> _Short task_: Write each line out again exactly as written.

> _Supplied information_:
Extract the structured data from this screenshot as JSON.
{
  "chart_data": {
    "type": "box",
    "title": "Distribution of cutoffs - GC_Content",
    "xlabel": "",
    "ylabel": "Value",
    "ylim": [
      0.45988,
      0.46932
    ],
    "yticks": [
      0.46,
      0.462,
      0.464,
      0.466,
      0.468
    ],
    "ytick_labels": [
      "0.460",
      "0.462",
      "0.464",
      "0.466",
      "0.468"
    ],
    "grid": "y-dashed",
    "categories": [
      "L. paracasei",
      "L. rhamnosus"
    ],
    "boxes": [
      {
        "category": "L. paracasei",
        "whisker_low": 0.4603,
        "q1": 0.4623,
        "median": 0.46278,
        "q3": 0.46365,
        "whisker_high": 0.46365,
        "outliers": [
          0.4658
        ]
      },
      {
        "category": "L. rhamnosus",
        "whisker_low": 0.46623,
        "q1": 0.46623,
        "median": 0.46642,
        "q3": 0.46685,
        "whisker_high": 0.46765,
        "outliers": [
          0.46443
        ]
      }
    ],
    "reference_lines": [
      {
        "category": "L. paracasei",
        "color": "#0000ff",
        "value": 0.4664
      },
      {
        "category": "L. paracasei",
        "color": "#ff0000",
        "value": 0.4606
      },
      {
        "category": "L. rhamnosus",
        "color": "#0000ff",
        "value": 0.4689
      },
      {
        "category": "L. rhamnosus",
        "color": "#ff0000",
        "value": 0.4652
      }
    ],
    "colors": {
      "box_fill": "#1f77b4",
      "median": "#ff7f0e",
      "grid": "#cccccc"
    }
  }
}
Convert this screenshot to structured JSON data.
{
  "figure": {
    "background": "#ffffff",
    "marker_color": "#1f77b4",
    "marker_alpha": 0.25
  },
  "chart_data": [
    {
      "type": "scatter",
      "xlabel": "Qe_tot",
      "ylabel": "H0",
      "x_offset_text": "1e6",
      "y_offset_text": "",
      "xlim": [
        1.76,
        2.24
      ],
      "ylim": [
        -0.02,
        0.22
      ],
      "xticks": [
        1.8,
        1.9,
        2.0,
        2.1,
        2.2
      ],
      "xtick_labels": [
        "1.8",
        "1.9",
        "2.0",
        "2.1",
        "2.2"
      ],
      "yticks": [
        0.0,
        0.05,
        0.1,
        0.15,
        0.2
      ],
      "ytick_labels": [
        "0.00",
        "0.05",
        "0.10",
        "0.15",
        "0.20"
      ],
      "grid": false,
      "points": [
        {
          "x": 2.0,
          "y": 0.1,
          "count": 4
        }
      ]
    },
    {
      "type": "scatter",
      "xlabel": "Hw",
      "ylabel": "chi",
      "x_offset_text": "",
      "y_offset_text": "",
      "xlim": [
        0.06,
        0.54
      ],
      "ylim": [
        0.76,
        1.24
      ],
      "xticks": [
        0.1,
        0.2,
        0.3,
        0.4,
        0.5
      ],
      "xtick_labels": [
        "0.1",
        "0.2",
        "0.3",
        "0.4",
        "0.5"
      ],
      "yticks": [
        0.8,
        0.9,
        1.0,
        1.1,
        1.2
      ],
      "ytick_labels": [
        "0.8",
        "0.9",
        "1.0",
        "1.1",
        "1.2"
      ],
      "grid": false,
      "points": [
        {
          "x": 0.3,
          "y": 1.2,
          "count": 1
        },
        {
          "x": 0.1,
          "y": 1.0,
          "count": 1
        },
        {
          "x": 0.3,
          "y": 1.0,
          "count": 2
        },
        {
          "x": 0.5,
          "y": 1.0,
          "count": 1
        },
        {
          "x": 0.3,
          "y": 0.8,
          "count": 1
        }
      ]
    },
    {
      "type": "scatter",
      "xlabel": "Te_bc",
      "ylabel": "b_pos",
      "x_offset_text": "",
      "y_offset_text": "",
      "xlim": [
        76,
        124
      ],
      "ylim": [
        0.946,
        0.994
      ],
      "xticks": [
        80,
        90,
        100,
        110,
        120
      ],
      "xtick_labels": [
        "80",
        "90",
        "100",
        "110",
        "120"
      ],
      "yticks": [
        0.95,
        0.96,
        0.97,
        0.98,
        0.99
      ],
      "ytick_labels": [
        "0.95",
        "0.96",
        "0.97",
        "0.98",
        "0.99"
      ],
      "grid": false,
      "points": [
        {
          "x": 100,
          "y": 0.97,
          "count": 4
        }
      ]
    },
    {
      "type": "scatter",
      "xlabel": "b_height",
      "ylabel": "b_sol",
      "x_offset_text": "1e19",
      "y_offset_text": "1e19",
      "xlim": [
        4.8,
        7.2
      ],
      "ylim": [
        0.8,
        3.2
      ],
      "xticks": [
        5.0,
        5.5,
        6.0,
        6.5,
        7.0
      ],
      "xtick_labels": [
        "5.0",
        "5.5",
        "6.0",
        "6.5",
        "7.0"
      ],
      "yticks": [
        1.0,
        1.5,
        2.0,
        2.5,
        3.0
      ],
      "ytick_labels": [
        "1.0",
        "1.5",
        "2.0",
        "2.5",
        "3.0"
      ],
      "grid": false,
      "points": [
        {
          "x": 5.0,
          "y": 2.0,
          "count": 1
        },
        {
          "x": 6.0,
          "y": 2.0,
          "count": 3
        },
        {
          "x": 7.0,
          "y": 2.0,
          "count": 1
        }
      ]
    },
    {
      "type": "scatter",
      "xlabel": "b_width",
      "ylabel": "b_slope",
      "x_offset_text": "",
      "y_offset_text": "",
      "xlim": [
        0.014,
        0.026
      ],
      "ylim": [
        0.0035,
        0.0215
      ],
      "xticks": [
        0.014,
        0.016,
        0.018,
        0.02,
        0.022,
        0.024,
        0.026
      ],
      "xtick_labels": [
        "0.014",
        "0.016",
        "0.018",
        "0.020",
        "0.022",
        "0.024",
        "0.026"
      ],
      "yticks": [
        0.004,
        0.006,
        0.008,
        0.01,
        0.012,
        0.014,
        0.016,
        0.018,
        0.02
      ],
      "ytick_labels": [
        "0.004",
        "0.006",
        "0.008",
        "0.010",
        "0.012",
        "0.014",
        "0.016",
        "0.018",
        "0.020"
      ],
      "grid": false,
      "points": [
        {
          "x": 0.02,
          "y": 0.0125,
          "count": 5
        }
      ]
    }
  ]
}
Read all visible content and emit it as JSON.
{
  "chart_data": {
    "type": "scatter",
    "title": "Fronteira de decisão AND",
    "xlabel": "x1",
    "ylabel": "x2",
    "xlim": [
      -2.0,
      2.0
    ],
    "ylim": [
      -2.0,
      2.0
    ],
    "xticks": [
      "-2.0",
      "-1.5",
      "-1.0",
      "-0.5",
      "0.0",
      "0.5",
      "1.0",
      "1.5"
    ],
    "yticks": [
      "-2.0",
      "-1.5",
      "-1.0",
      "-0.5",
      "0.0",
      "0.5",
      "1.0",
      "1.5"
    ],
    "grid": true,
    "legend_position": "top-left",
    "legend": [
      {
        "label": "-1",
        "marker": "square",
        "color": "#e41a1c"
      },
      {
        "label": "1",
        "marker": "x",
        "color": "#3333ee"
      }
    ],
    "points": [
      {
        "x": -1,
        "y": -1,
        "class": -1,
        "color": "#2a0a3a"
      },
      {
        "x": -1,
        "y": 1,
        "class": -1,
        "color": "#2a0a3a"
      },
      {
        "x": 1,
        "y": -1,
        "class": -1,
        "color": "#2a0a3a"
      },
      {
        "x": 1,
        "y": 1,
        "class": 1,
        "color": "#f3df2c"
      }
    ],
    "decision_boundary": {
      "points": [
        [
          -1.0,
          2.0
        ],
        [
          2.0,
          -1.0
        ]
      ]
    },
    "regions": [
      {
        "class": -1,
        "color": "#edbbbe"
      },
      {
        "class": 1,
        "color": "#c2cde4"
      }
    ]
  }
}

> _Finished exercise_:
Extract the structured data from this screenshot as JSON.
{
  "chart_data": {
    "type": "box",
    "title": "Distribution of cutoffs - GC_Content",
    "xlabel": "",
    "ylabel": "Value",
    "ylim": [
      0.45988,
      0.46932
    ],
    "yticks": [
      0.46,
      0.462,
      0.464,
      0.466,
      0.468
    ],
    "ytick_labels": [
      "0.460",
      "0.462",
      "0.464",
      "0.466",
      "0.468"
    ],
    "grid": "y-dashed",
    "categories": [
      "L. paracasei",
      "L. rhamnosus"
    ],
    "boxes": [
      {
        "category": "L. paracasei",
        "whisker_low": 0.4603,
        "q1": 0.4623,
        "median": 0.46278,
        "q3": 0.46365,
        "whisker_high": 0.46365,
        "outliers": [
          0.4658
        ]
      },
      {
        "category": "L. rhamnosus",
        "whisker_low": 0.46623,
        "q1": 0.46623,
        "median": 0.46642,
        "q3": 0.46685,
        "whisker_high": 0.46765,
        "outliers": [
          0.46443
        ]
      }
    ],
    "reference_lines": [
      {
        "category": "L. paracasei",
        "color": "#0000ff",
        "value": 0.4664
      },
      {
        "category": "L. paracasei",
        "color": "#ff0000",
        "value": 0.4606
      },
      {
        "category": "L. rhamnosus",
        "color": "#0000ff",
        "value": 0.4689
      },
      {
        "category": "L. rhamnosus",
        "color": "#ff0000",
        "value": 0.4652
      }
    ],
    "colors": {
      "box_fill": "#1f77b4",
      "median": "#ff7f0e",
      "grid": "#cccccc"
    }
  }
}
Convert this screenshot to structured JSON data.
{
  "figure": {
    "background": "#ffffff",
    "marker_color": "#1f77b4",
    "marker_alpha": 0.25
  },
  "chart_data": [
    {
      "type": "scatter",
      "xlabel": "Qe_tot",
      "ylabel": "H0",
      "x_offset_text": "1e6",
      "y_offset_text": "",
      "xlim": [
        1.76,
        2.24
      ],
      "ylim": [
        -0.02,
        0.22
      ],
      "xticks": [
        1.8,
        1.9,
        2.0,
        2.1,
        2.2
      ],
      "xtick_labels": [
        "1.8",
        "1.9",
        "2.0",
        "2.1",
        "2.2"
      ],
      "yticks": [
        0.0,
        0.05,
        0.1,
        0.15,
        0.2
      ],
      "ytick_labels": [
        "0.00",
        "0.05",
        "0.10",
        "0.15",
        "0.20"
      ],
      "grid": false,
      "points": [
        {
          "x": 2.0,
          "y": 0.1,
          "count": 4
        }
      ]
    },
    {
      "type": "scatter",
      "xlabel": "Hw",
      "ylabel": "chi",
      "x_offset_text": "",
      "y_offset_text": "",
      "xlim": [
        0.06,
        0.54
      ],
      "ylim": [
        0.76,
        1.24
      ],
      "xticks": [
        0.1,
        0.2,
        0.3,
        0.4,
        0.5
      ],
      "xtick_labels": [
        "0.1",
        "0.2",
        "0.3",
        "0.4",
        "0.5"
      ],
      "yticks": [
        0.8,
        0.9,
        1.0,
        1.1,
        1.2
      ],
      "ytick_labels": [
        "0.8",
        "0.9",
        "1.0",
        "1.1",
        "1.2"
      ],
      "grid": false,
      "points": [
        {
          "x": 0.3,
          "y": 1.2,
          "count": 1
        },
        {
          "x": 0.1,
          "y": 1.0,
          "count": 1
        },
        {
          "x": 0.3,
          "y": 1.0,
          "count": 2
        },
        {
          "x": 0.5,
          "y": 1.0,
          "count": 1
        },
        {
          "x": 0.3,
          "y": 0.8,
          "count": 1
        }
      ]
    },
    {
      "type": "scatter",
      "xlabel": "Te_bc",
      "ylabel": "b_pos",
      "x_offset_text": "",
      "y_offset_text": "",
      "xlim": [
        76,
        124
      ],
      "ylim": [
        0.946,
        0.994
      ],
      "xticks": [
        80,
        90,
        100,
        110,
        120
      ],
      "xtick_labels": [
        "80",
        "90",
        "100",
        "110",
        "120"
      ],
      "yticks": [
        0.95,
        0.96,
        0.97,
        0.98,
        0.99
      ],
      "ytick_labels": [
        "0.95",
        "0.96",
        "0.97",
        "0.98",
        "0.99"
      ],
      "grid": false,
      "points": [
        {
          "x": 100,
          "y": 0.97,
          "count": 4
        }
      ]
    },
    {
      "type": "scatter",
      "xlabel": "b_height",
      "ylabel": "b_sol",
      "x_offset_text": "1e19",
      "y_offset_text": "1e19",
      "xlim": [
        4.8,
        7.2
      ],
      "ylim": [
        0.8,
        3.2
      ],
      "xticks": [
        5.0,
        5.5,
        6.0,
        6.5,
        7.0
      ],
      "xtick_labels": [
        "5.0",
        "5.5",
        "6.0",
        "6.5",
        "7.0"
      ],
      "yticks": [
        1.0,
        1.5,
        2.0,
        2.5,
        3.0
      ],
      "ytick_labels": [
        "1.0",
        "1.5",
        "2.0",
        "2.5",
        "3.0"
      ],
      "grid": false,
      "points": [
        {
          "x": 5.0,
          "y": 2.0,
          "count": 1
        },
        {
          "x": 6.0,
          "y": 2.0,
          "count": 3
        },
        {
          "x": 7.0,
          "y": 2.0,
          "count": 1
        }
      ]
    },
    {
      "type": "scatter",
      "xlabel": "b_width",
      "ylabel": "b_slope",
      "x_offset_text": "",
      "y_offset_text": "",
      "xlim": [
        0.014,
        0.026
      ],
      "ylim": [
        0.0035,
        0.0215
      ],
      "xticks": [
        0.014,
        0.016,
        0.018,
        0.02,
        0.022,
        0.024,
        0.026
      ],
      "xtick_labels": [
        "0.014",
        "0.016",
        "0.018",
        "0.020",
        "0.022",
        "0.024",
        "0.026"
      ],
      "yticks": [
        0.004,
        0.006,
        0.008,
        0.01,
        0.012,
        0.014,
        0.016,
        0.018,
        0.02
      ],
      "ytick_labels": [
        "0.004",
        "0.006",
        "0.008",
        "0.010",
        "0.012",
        "0.014",
        "0.016",
        "0.018",
        "0.020"
      ],
      "grid": false,
      "points": [
        {
          "x": 0.02,
          "y": 0.0125,
          "count": 5
        }
      ]
    }
  ]
}
Read all visible content and emit it as JSON.
{
  "chart_data": {
    "type": "scatter",
    "title": "Fronteira de decisão AND",
    "xlabel": "x1",
    "ylabel": "x2",
    "xlim": [
      -2.0,
      2.0
    ],
    "ylim": [
      -2.0,
      2.0
    ],
    "xticks": [
      "-2.0",
      "-1.5",
      "-1.0",
      "-0.5",
      "0.0",
      "0.5",
      "1.0",
      "1.5"
    ],
    "yticks": [
      "-2.0",
      "-1.5",
      "-1.0",
      "-0.5",
      "0.0",
      "0.5",
      "1.0",
      "1.5"
    ],
    "grid": true,
    "legend_position": "top-left",
    "legend": [
      {
        "label": "-1",
        "marker": "square",
        "color": "#e41a1c"
      },
      {
        "label": "1",
        "marker": "x",
        "color": "#3333ee"
      }
    ],
    "points": [
      {
        "x": -1,
        "y": -1,
        "class": -1,
        "color": "#2a0a3a"
      },
      {
        "x": -1,
        "y": 1,
        "class": -1,
        "color": "#2a0a3a"
      },
      {
        "x": 1,
        "y": -1,
        "class": -1,
        "color": "#2a0a3a"
      },
      {
        "x": 1,
        "y": 1,
        "class": 1,
        "color": "#f3df2c"
      }
    ],
    "decision_boundary": {
      "points": [
        [
          -1.0,
          2.0
        ],
        [
          2.0,
          -1.0
        ]
      ]
    },
    "regions": [
      {
        "class": -1,
        "color": "#edbbbe"
      },
      {
        "class": 1,
        "color": "#c2cde4"
      }
    ]
  }
}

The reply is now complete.